▶ _WORK TO COMPLETE_
Pull every line with the word "text" out of the entries below.

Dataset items
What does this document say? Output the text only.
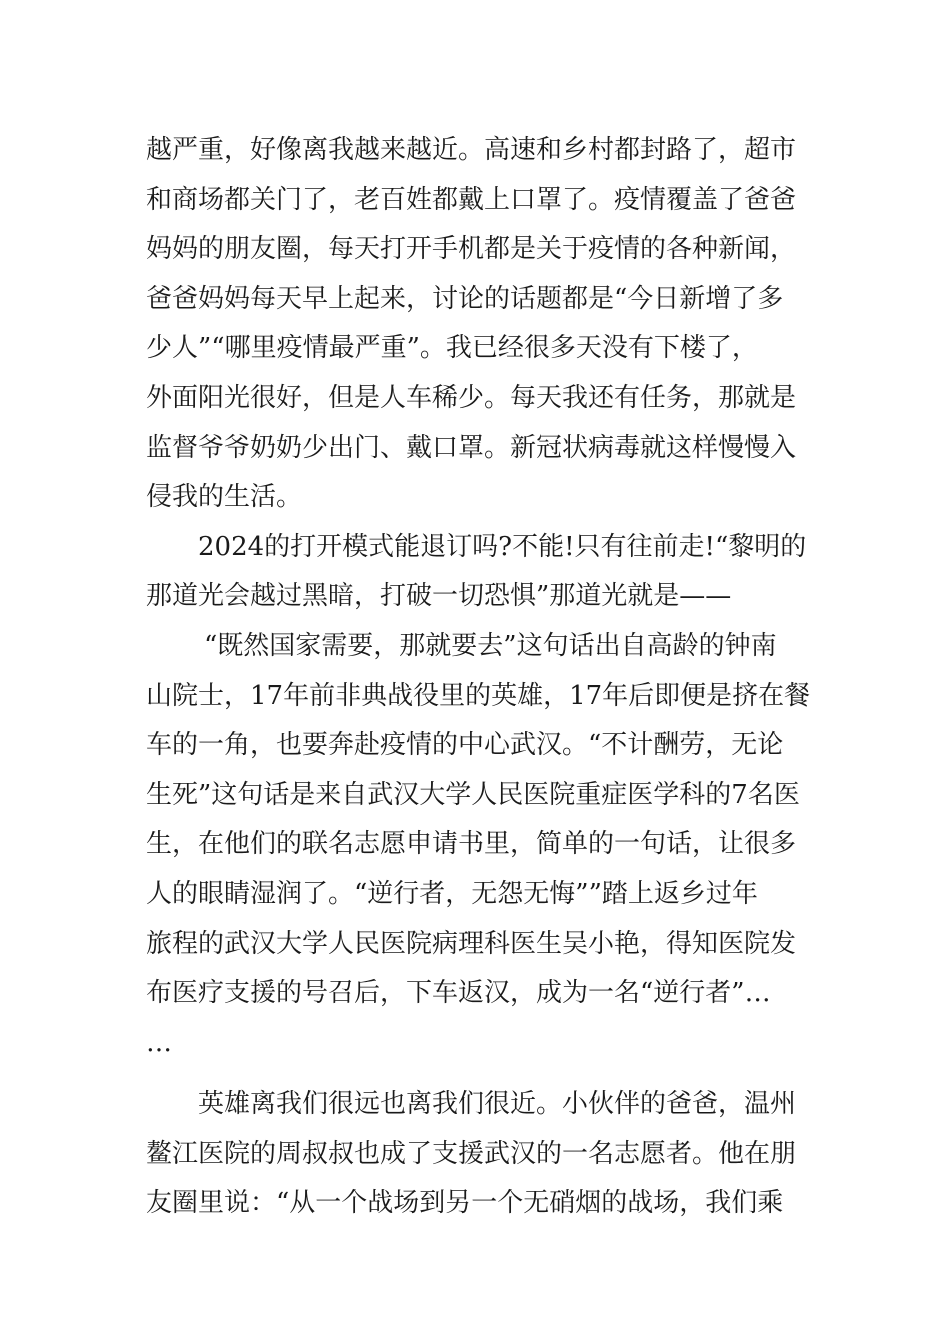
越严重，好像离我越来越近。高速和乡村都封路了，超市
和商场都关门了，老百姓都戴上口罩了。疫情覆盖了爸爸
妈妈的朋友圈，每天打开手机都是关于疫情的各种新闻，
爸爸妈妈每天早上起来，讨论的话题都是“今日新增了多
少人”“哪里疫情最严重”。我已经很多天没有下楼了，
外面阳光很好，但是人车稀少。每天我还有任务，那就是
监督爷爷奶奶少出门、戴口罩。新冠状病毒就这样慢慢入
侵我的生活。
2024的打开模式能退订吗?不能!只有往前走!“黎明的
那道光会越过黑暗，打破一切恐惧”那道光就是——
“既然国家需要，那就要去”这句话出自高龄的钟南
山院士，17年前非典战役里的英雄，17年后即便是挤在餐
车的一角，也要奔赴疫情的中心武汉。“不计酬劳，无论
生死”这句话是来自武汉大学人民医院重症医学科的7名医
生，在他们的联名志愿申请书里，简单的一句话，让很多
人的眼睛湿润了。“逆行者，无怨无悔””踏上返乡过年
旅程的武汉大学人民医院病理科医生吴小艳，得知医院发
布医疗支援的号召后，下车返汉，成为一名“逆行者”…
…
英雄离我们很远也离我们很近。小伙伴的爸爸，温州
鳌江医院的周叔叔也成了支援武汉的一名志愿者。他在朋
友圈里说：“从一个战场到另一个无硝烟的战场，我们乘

==

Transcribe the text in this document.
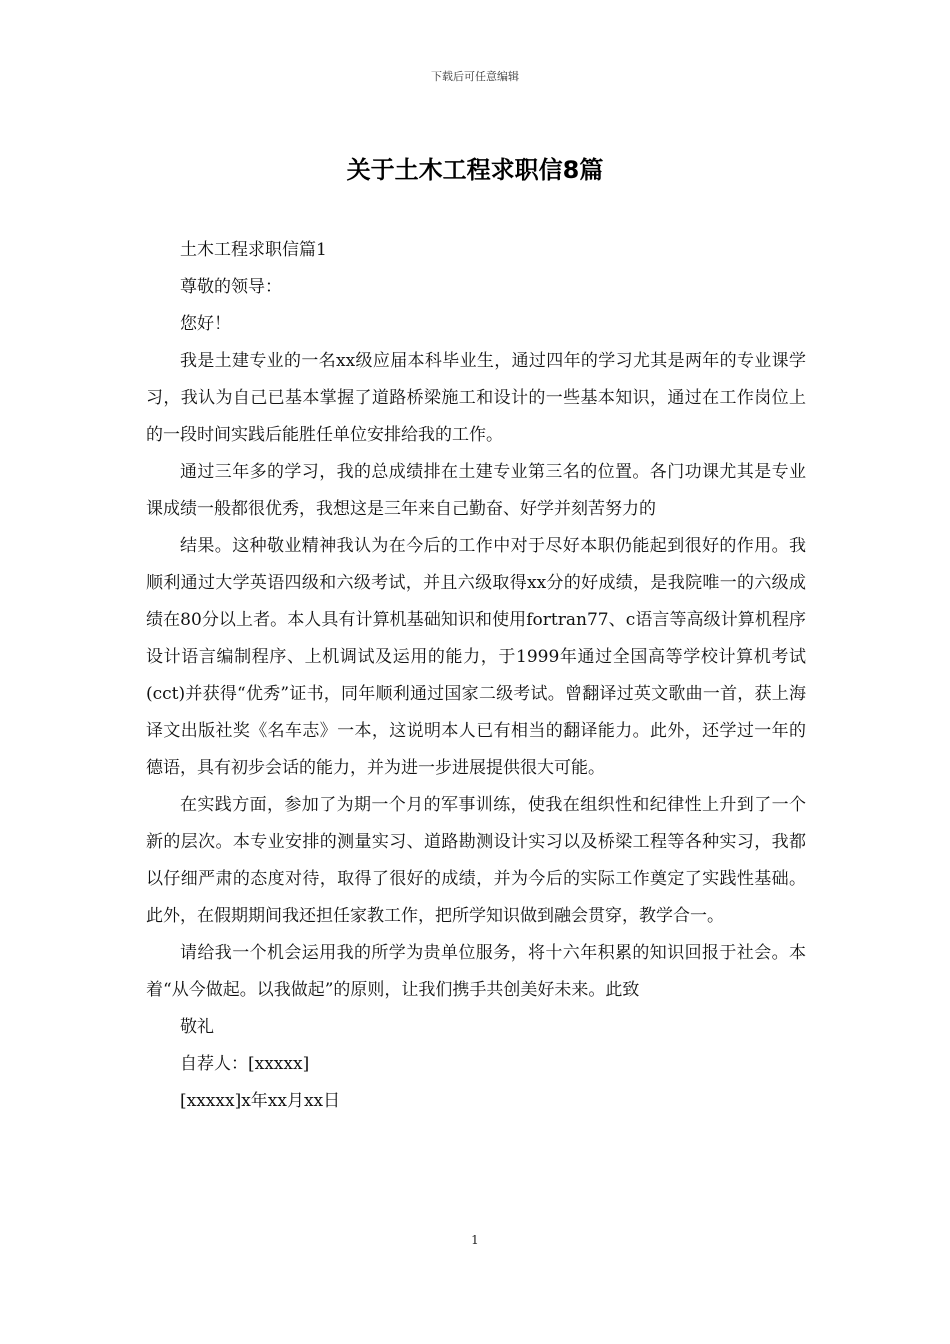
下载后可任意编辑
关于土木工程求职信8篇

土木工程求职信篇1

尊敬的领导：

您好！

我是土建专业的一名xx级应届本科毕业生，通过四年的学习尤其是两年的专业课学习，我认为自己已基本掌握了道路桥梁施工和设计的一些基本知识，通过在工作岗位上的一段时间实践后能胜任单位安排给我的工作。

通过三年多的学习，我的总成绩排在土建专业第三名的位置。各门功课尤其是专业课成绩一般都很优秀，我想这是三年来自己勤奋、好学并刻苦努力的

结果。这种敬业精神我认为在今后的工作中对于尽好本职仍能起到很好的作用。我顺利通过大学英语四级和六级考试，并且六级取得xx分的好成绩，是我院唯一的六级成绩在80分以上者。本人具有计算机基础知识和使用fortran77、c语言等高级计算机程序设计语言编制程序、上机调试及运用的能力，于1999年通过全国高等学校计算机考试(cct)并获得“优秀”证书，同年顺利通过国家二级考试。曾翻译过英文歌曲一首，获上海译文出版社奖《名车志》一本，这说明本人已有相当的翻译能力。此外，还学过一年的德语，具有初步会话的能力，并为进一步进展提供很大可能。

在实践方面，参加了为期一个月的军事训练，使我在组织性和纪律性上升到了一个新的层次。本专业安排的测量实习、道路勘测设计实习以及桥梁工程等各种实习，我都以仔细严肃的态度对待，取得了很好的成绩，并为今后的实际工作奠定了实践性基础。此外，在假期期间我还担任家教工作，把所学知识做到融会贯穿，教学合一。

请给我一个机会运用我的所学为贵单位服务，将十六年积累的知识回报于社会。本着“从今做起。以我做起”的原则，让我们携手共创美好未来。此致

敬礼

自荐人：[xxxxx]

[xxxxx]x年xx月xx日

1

...

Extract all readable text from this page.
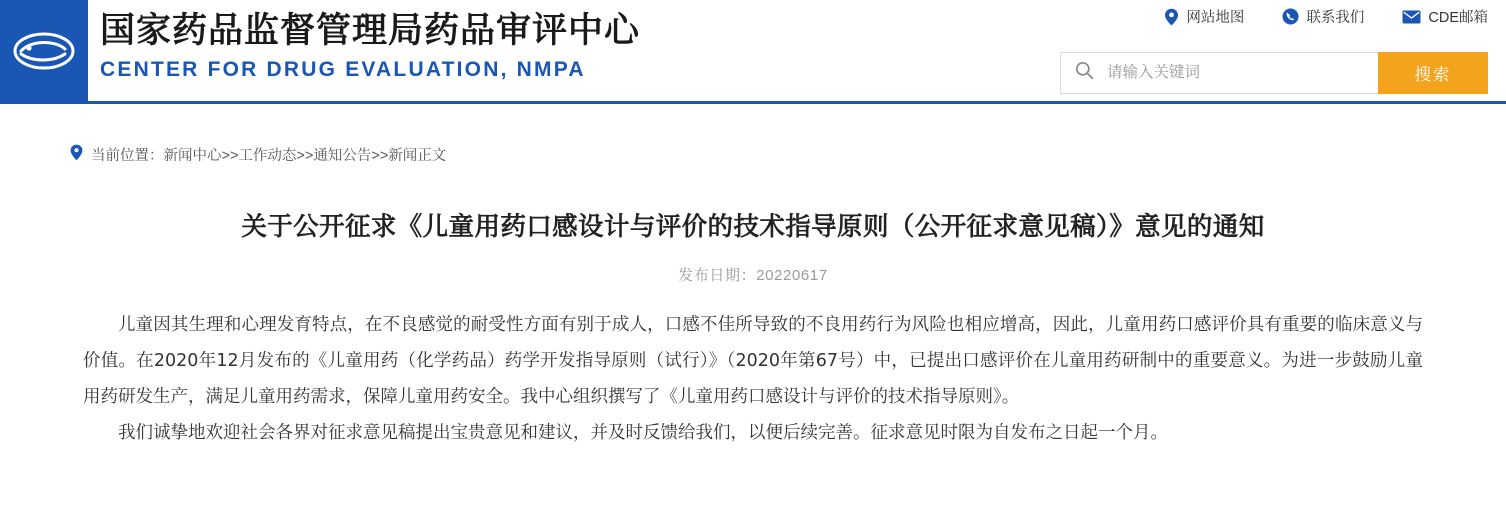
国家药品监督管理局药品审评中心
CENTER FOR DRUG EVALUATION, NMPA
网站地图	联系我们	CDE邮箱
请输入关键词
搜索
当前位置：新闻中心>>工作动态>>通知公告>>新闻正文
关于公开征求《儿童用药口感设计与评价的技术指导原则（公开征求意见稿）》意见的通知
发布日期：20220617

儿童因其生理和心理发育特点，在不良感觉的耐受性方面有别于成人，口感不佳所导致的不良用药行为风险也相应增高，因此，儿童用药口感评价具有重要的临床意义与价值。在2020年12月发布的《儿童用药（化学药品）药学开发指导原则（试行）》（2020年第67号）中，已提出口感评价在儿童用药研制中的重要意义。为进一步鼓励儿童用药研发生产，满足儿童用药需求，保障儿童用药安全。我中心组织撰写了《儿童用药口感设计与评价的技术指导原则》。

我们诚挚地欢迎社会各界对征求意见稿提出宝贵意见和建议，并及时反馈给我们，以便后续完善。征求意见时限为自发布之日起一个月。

▶ _REPLY TO THE EXERCISE_
What does this document say? Output the text only.
Transcribe the text in this document.
Extract all readable text from this page.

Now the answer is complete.